*JOB A*: From the page on C character-test macros, transcribe the part that opens with the words containing "The following code" and closes with "4) / 7 ^ 1) <= 2U)".
*JOB B*: In the page on C character-test macros, what do the capital Us in the one-evaluation ISDIGIT expression enforce?
*JOB C*: List every macro name defined with #define in the code listing of the page on C character-test macros.

*TEXT EXCERPT*:
◆ ◆ ◆ ◆ ◆
ASCII isdigit, isalpha and isxdigit macros in ANSI C with arithmetic operations

The naïve way of defining a C macro which tests whether a character is a digit (assuming an ASCII-based character set) is #define ISDIGIT(c) ((c) >= '0' && (c) <= '9'). There is a fundamental problem with this naïve definition: it evaluates its argument c more than once, so for example ISDIGIT(x++) will increment x by 2 in some cases. The question naturally arises if there is a macro definition #define ISDIGIT(c) ..., which uses c exactly once. Indeed, there is:
#define ISDIGIT(c) ((c) - '0' + 0U <= 9U). The capital Us in the expression enforce unsigned calculation, so if c is less than '0', then (c) - '0' + 0U becomes a large positive number instead of a negative number with small absolute value, so the comparison will (correctly) return false.

The following code contains solutions for ISDIGIT, ISALPHA and ISXDIGIT, the latter not being practical because of the excessive use of arithmetic operations.

/* by pts@fazekas.hu at Thu Mar 26 01:10:56 CET 2009
*
* 0123456789 ISDIGIT
* ABCDEFGHIJKLMNOPQRSTUVWXYZabcdefghijklmnopqrstuvwxyz ISALPHA
* 0123456789ABCDEF ISCAPITALHEX
* 0123456789ABCDEFabcdef ISXDIGIT
*/
#include <stdio.h>

#define ISDIGIT(c) ((c) - '0' + 0U <= 9U)
#define ISALPHA(c) (((c) | 32) - 'a' + 0U <= 'z' - 'a' + 0U)
#define ISCAPITALHEX(c) ((((((c) - 48U) & 255) * 23 / 22 + 4) / 7 ^ 1) <= 2U)
#define ISXDIGIT(c) (((((((((c) - 48U) & 255) * 18 / 17 * 52 / 51 * 58 / 114 \
     * 13 / 11 * 14 / 13 * 35 + 35) / 36 * 35 / 33 * 34 / 33 * 35 / 170 ^ 4) \
     - 3) & 255) ^ 1) <= 2U)

int main(int argc, char **argv) {
  int i;
  (void)argc; (void)argv;
  for (i = 0; i < 256; ++i) if (ISDIGIT(i)) putchar(i);
  printf(" ISDIGIT\n");
  for (i = 0; i < 256; ++i) if (ISALPHA(i)) putchar(i);
  printf(" ISALPHA\n");
  for (i = 0; i < 256; ++i) if (ISCAPITALHEX(i)) putchar(i);
  printf(" ISCAPITALHEX\n");
  for (i = 0; i < 256; ++i) if (ISXDIGIT(i)) putchar(i);
  printf(" ISXDIGIT\n");
  return 0;
}
◆ ◆ ◆ ◆ ◆
*DATA LINES*:
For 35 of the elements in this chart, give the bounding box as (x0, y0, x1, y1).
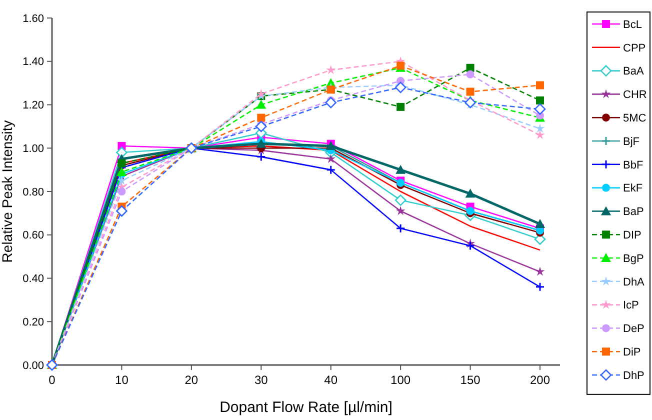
◆ ◆ ◆ ◆ ◆
*SOLUTION A*:
The following code contains solutions for ISDIGIT, ISALPHA and ISXDIGIT, the latter not being practical because of the excessive use of arithmetic operations.

/* by pts@fazekas.hu at Thu Mar 26 01:10:56 CET 2009
*
* 0123456789 ISDIGIT
* ABCDEFGHIJKLMNOPQRSTUVWXYZabcdefghijklmnopqrstuvwxyz ISALPHA
* 0123456789ABCDEF ISCAPITALHEX
* 0123456789ABCDEFabcdef ISXDIGIT
*/
#include <stdio.h>

#define ISDIGIT(c) ((c) - '0' + 0U <= 9U)
#define ISALPHA(c) (((c) | 32) - 'a' + 0U <= 'z' - 'a' + 0U)
#define ISCAPITALHEX(c) ((((((c) - 48U) & 255) * 23 / 22 + 4) / 7 ^ 1) <= 2U)

*SOLUTION B*: They enforce unsigned calculation.

*SOLUTION C*:
ISDIGIT
ISALPHA
ISCAPITALHEX
ISXDIGIT